▶ [Task]:
Give a verbatim quotation of every record.

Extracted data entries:
===============
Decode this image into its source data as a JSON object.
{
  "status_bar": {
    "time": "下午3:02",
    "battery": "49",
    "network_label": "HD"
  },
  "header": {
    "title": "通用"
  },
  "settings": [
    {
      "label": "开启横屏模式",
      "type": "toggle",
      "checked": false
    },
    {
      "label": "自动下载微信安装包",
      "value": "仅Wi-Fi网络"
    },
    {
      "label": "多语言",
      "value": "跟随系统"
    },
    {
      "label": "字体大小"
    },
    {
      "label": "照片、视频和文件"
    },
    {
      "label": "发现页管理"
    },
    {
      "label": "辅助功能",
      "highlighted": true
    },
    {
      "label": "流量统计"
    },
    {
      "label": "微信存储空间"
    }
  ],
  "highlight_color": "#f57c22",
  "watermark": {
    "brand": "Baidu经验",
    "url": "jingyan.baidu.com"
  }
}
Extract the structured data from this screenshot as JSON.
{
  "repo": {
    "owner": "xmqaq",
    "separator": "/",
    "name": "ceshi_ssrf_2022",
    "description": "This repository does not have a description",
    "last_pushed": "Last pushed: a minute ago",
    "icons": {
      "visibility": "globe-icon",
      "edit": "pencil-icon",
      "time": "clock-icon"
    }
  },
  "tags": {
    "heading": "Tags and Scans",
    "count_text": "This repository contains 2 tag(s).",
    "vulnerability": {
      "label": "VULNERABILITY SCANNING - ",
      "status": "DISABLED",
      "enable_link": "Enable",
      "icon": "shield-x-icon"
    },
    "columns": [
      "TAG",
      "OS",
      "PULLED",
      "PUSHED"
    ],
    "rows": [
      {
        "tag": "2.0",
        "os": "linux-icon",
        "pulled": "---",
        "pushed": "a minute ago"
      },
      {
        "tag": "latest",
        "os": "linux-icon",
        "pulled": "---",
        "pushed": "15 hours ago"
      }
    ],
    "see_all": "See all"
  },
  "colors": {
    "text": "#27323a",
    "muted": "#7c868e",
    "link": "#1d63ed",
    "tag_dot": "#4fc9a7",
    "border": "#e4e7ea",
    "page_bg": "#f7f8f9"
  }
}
===============
▶ [Task response]:
Decode this image into its source data as a JSON object.
{
  "status_bar": {
    "time": "下午3:02",
    "battery": "49",
    "network_label": "HD"
  },
  "header": {
    "title": "通用"
  },
  "settings": [
    {
      "label": "开启横屏模式",
      "type": "toggle",
      "checked": false
    },
    {
      "label": "自动下载微信安装包",
      "value": "仅Wi-Fi网络"
    },
    {
      "label": "多语言",
      "value": "跟随系统"
    },
    {
      "label": "字体大小"
    },
    {
      "label": "照片、视频和文件"
    },
    {
      "label": "发现页管理"
    },
    {
      "label": "辅助功能",
      "highlighted": true
    },
    {
      "label": "流量统计"
    },
    {
      "label": "微信存储空间"
    }
  ],
  "highlight_color": "#f57c22",
  "watermark": {
    "brand": "Baidu经验",
    "url": "jingyan.baidu.com"
  }
}
Extract the structured data from this screenshot as JSON.
{
  "repo": {
    "owner": "xmqaq",
    "separator": "/",
    "name": "ceshi_ssrf_2022",
    "description": "This repository does not have a description",
    "last_pushed": "Last pushed: a minute ago",
    "icons": {
      "visibility": "globe-icon",
      "edit": "pencil-icon",
      "time": "clock-icon"
    }
  },
  "tags": {
    "heading": "Tags and Scans",
    "count_text": "This repository contains 2 tag(s).",
    "vulnerability": {
      "label": "VULNERABILITY SCANNING - ",
      "status": "DISABLED",
      "enable_link": "Enable",
      "icon": "shield-x-icon"
    },
    "columns": [
      "TAG",
      "OS",
      "PULLED",
      "PUSHED"
    ],
    "rows": [
      {
        "tag": "2.0",
        "os": "linux-icon",
        "pulled": "---",
        "pushed": "a minute ago"
      },
      {
        "tag": "latest",
        "os": "linux-icon",
        "pulled": "---",
        "pushed": "15 hours ago"
      }
    ],
    "see_all": "See all"
  },
  "colors": {
    "text": "#27323a",
    "muted": "#7c868e",
    "link": "#1d63ed",
    "tag_dot": "#4fc9a7",
    "border": "#e4e7ea",
    "page_bg": "#f7f8f9"
  }
}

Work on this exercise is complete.